- **Description of the task**:
Output every line of the data exactly as it appears.

Stored dataset items:
+--

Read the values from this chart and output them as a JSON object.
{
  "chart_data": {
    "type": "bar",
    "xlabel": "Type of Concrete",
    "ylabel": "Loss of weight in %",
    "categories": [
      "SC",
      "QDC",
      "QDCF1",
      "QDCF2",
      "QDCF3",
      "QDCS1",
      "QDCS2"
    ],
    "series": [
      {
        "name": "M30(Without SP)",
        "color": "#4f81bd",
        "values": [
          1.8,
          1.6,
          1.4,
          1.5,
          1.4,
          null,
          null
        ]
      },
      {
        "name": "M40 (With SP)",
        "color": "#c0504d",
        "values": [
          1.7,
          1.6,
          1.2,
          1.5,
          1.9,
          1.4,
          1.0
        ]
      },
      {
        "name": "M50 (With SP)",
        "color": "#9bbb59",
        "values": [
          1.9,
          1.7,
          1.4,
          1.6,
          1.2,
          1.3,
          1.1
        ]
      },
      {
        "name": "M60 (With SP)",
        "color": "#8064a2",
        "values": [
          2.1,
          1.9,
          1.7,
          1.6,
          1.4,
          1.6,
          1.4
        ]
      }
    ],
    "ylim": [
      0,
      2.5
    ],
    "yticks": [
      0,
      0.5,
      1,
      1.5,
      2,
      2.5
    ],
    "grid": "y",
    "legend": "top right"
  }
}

+--

- **Worked answer**:
Read the values from this chart and output them as a JSON object.
{
  "chart_data": {
    "type": "bar",
    "xlabel": "Type of Concrete",
    "ylabel": "Loss of weight in %",
    "categories": [
      "SC",
      "QDC",
      "QDCF1",
      "QDCF2",
      "QDCF3",
      "QDCS1",
      "QDCS2"
    ],
    "series": [
      {
        "name": "M30(Without SP)",
        "color": "#4f81bd",
        "values": [
          1.8,
          1.6,
          1.4,
          1.5,
          1.4,
          null,
          null
        ]
      },
      {
        "name": "M40 (With SP)",
        "color": "#c0504d",
        "values": [
          1.7,
          1.6,
          1.2,
          1.5,
          1.9,
          1.4,
          1.0
        ]
      },
      {
        "name": "M50 (With SP)",
        "color": "#9bbb59",
        "values": [
          1.9,
          1.7,
          1.4,
          1.6,
          1.2,
          1.3,
          1.1
        ]
      },
      {
        "name": "M60 (With SP)",
        "color": "#8064a2",
        "values": [
          2.1,
          1.9,
          1.7,
          1.6,
          1.4,
          1.6,
          1.4
        ]
      }
    ],
    "ylim": [
      0,
      2.5
    ],
    "yticks": [
      0,
      0.5,
      1,
      1.5,
      2,
      2.5
    ],
    "grid": "y",
    "legend": "top right"
  }
}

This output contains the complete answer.